INSTRUCTION: Review the listing and copy each line that holds the word "subtitle".

RECORDS FOR THIS EXERCISE:

● ● ●

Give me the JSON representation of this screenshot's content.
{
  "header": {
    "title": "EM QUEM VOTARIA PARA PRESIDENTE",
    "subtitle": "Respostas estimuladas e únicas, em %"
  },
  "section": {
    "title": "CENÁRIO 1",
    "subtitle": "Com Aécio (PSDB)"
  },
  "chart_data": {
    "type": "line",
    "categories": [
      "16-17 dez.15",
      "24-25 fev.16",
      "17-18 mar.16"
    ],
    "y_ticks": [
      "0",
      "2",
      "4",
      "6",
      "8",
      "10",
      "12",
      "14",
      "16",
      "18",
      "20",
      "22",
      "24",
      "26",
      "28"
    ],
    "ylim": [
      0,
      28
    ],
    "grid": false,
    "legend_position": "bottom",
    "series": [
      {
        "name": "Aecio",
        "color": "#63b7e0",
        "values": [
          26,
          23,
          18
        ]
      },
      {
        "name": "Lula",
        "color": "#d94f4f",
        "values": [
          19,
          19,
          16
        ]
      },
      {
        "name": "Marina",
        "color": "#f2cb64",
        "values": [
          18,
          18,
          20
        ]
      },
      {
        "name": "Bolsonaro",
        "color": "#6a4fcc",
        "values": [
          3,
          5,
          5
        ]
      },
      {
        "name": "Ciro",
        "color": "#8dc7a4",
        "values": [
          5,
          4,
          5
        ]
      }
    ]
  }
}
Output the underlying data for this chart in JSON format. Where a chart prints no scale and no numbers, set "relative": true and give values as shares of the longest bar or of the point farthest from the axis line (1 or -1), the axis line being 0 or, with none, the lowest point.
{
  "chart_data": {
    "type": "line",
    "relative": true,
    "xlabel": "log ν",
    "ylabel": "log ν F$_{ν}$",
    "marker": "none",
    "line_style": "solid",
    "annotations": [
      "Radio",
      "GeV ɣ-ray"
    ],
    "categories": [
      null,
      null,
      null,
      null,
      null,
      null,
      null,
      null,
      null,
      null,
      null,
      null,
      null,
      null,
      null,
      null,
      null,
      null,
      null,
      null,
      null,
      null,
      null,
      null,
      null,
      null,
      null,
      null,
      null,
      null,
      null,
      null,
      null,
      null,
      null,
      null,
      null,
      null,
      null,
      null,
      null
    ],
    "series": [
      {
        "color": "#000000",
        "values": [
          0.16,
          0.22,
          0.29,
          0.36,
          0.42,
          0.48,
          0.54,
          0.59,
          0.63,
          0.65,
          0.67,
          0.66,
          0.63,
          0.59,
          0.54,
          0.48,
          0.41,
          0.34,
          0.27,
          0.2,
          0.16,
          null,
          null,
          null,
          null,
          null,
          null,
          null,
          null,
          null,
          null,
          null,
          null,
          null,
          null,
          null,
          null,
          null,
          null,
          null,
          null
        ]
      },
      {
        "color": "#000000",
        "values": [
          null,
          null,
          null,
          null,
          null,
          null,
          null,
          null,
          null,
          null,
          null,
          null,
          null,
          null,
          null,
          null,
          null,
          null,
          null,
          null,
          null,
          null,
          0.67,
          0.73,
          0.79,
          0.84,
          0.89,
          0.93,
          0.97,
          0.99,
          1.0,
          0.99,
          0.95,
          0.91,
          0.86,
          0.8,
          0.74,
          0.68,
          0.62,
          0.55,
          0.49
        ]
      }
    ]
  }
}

● ● ●

CORRECT RESULT:
    "subtitle": "Respostas estimuladas e únicas, em %"
    "subtitle": "Com Aécio (PSDB)"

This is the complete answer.